### Task details
Would you repeat the listing exactly but omit every picture?

Figure content listings:
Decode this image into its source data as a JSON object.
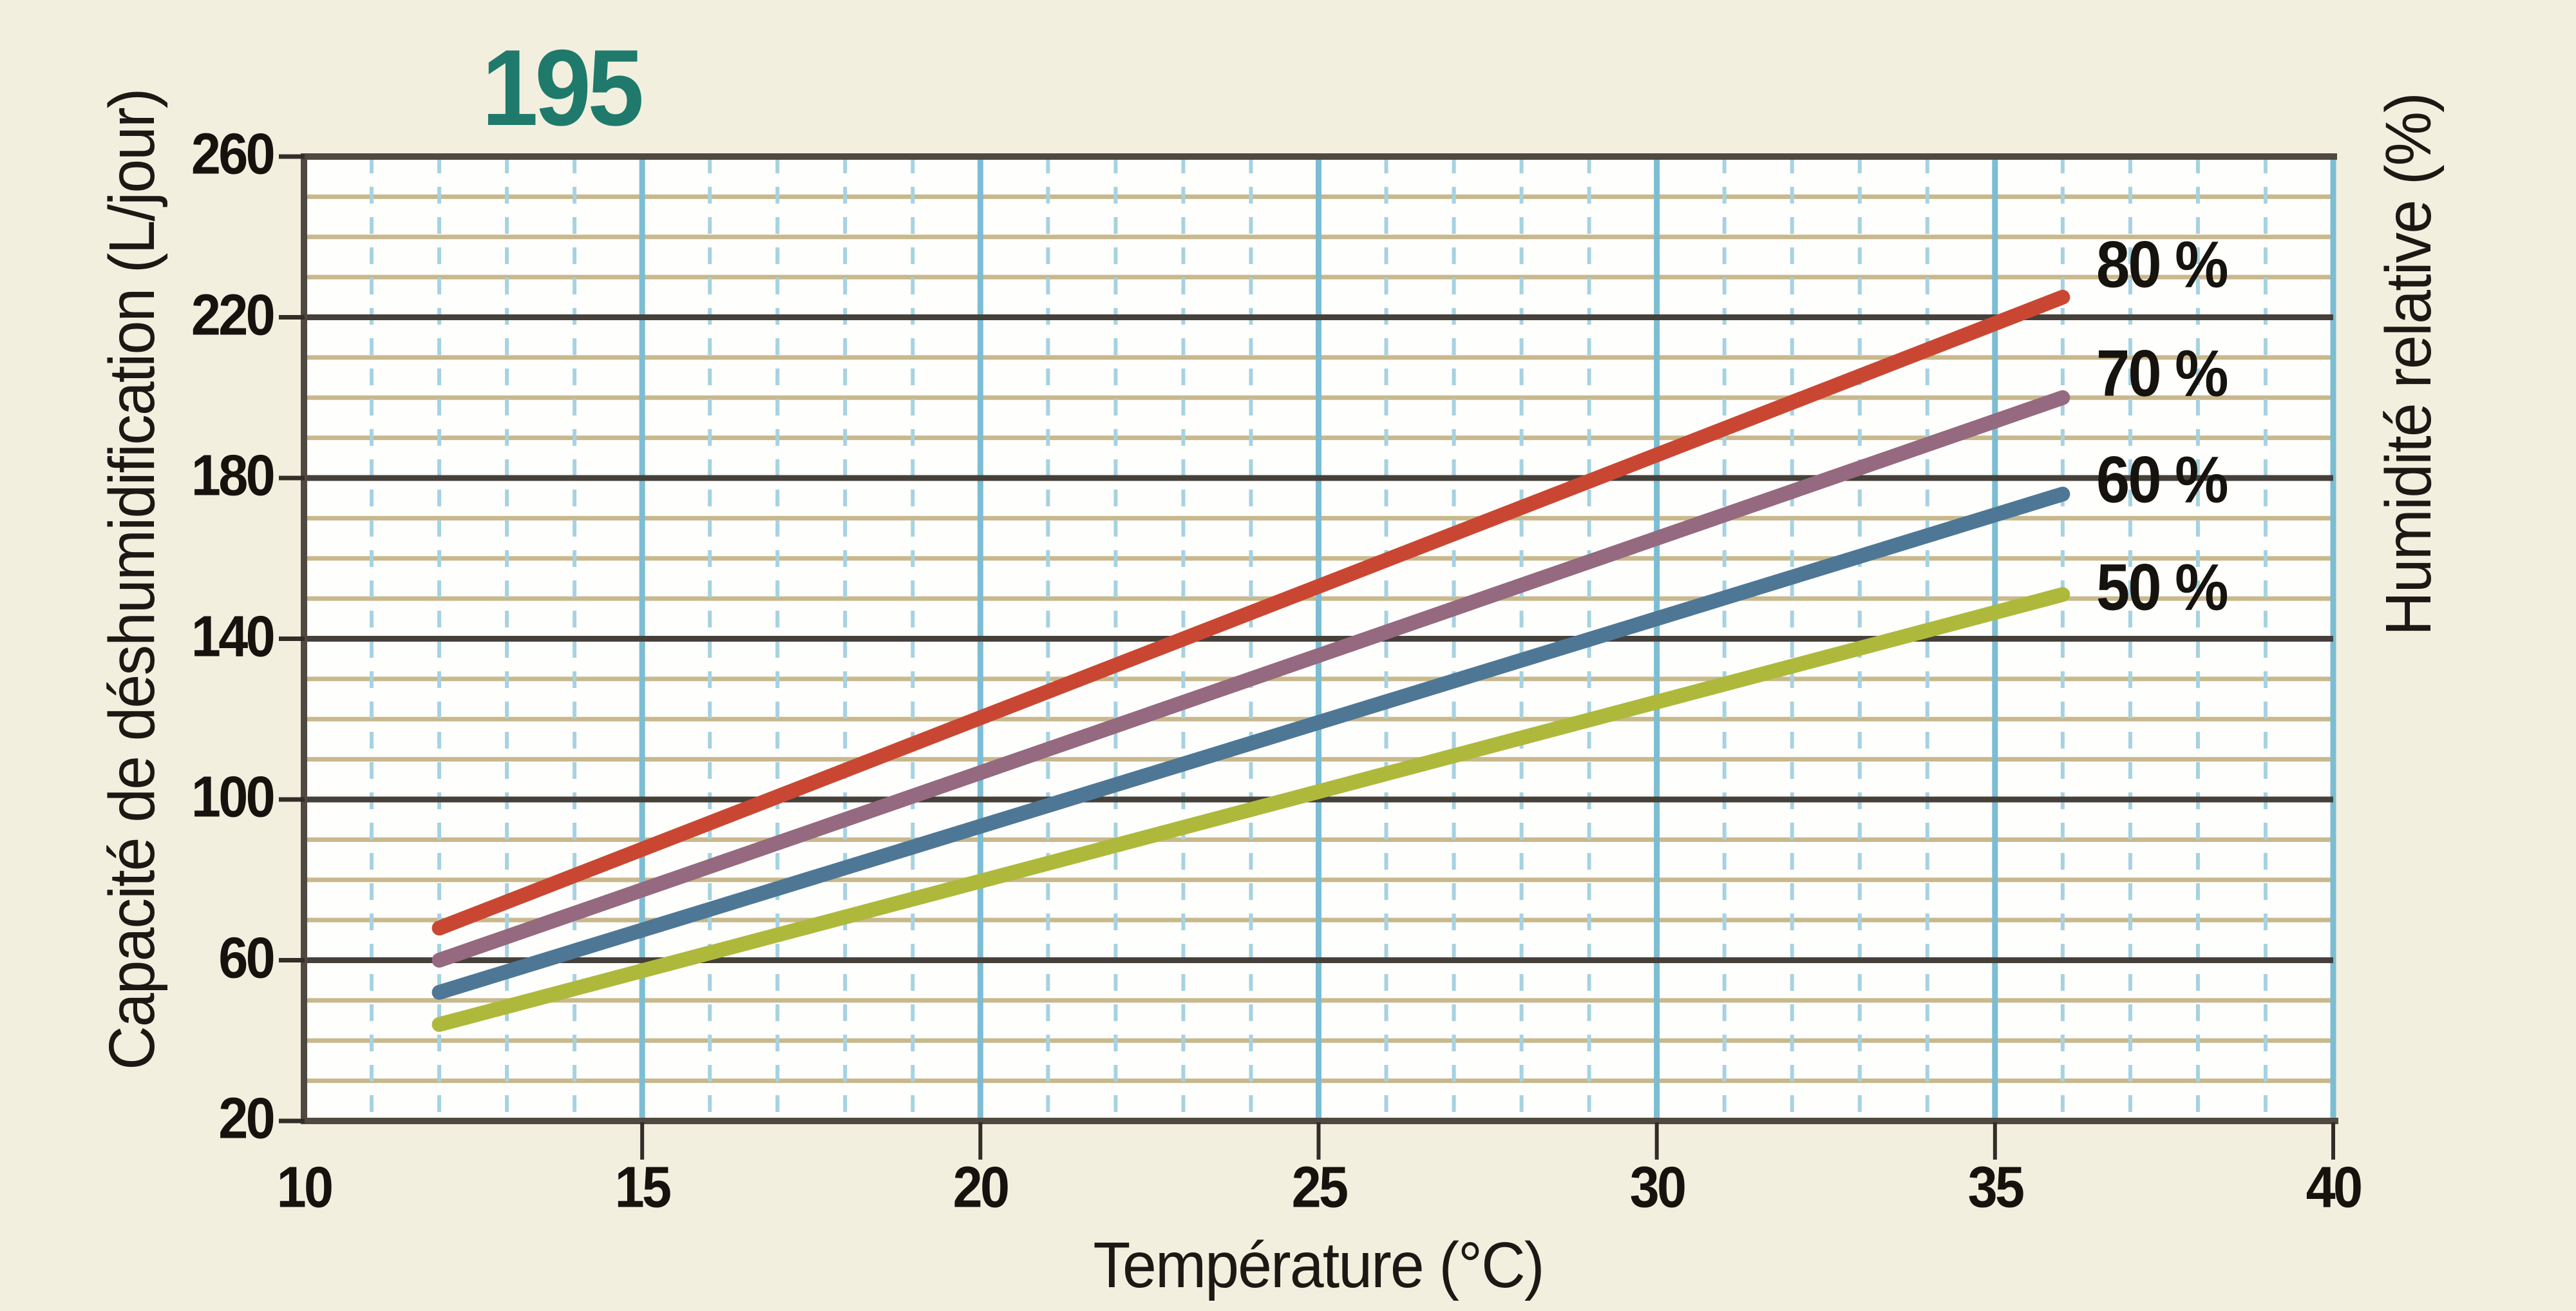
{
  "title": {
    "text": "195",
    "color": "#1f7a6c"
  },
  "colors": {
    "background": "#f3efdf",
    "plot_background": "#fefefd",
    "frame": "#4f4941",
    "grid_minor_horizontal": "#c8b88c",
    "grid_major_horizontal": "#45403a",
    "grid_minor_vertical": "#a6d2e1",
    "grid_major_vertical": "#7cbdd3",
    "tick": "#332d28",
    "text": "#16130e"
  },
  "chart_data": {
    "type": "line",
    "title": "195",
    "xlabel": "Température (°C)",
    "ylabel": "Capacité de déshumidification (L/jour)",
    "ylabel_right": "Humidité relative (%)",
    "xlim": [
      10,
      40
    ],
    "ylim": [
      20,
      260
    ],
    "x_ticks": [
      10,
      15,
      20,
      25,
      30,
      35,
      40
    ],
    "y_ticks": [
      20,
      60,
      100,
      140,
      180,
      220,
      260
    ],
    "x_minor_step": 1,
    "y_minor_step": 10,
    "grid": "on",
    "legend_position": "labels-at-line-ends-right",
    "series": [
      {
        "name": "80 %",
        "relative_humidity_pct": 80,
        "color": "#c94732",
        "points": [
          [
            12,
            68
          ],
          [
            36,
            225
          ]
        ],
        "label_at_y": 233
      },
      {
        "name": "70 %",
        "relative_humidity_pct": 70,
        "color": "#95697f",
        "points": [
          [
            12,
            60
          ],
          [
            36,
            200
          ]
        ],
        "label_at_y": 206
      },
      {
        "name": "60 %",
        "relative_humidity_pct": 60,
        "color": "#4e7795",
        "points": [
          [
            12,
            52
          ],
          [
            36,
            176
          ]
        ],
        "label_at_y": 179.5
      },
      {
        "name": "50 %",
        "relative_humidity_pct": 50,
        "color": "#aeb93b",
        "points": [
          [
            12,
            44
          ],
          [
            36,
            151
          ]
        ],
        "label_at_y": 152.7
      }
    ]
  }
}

### The output
Decode this image into its source data as a JSON object.
{
  "title": {
    "text": "195",
    "color": "#1f7a6c"
  },
  "colors": {
    "background": "#f3efdf",
    "plot_background": "#fefefd",
    "frame": "#4f4941",
    "grid_minor_horizontal": "#c8b88c",
    "grid_major_horizontal": "#45403a",
    "grid_minor_vertical": "#a6d2e1",
    "grid_major_vertical": "#7cbdd3",
    "tick": "#332d28",
    "text": "#16130e"
  },
  "chart_data": {
    "type": "line",
    "title": "195",
    "xlabel": "Température (°C)",
    "ylabel": "Capacité de déshumidification (L/jour)",
    "ylabel_right": "Humidité relative (%)",
    "xlim": [
      10,
      40
    ],
    "ylim": [
      20,
      260
    ],
    "x_ticks": [
      10,
      15,
      20,
      25,
      30,
      35,
      40
    ],
    "y_ticks": [
      20,
      60,
      100,
      140,
      180,
      220,
      260
    ],
    "x_minor_step": 1,
    "y_minor_step": 10,
    "grid": "on",
    "legend_position": "labels-at-line-ends-right",
    "series": [
      {
        "name": "80 %",
        "relative_humidity_pct": 80,
        "color": "#c94732",
        "points": [
          [
            12,
            68
          ],
          [
            36,
            225
          ]
        ],
        "label_at_y": 233
      },
      {
        "name": "70 %",
        "relative_humidity_pct": 70,
        "color": "#95697f",
        "points": [
          [
            12,
            60
          ],
          [
            36,
            200
          ]
        ],
        "label_at_y": 206
      },
      {
        "name": "60 %",
        "relative_humidity_pct": 60,
        "color": "#4e7795",
        "points": [
          [
            12,
            52
          ],
          [
            36,
            176
          ]
        ],
        "label_at_y": 179.5
      },
      {
        "name": "50 %",
        "relative_humidity_pct": 50,
        "color": "#aeb93b",
        "points": [
          [
            12,
            44
          ],
          [
            36,
            151
          ]
        ],
        "label_at_y": 152.7
      }
    ]
  }
}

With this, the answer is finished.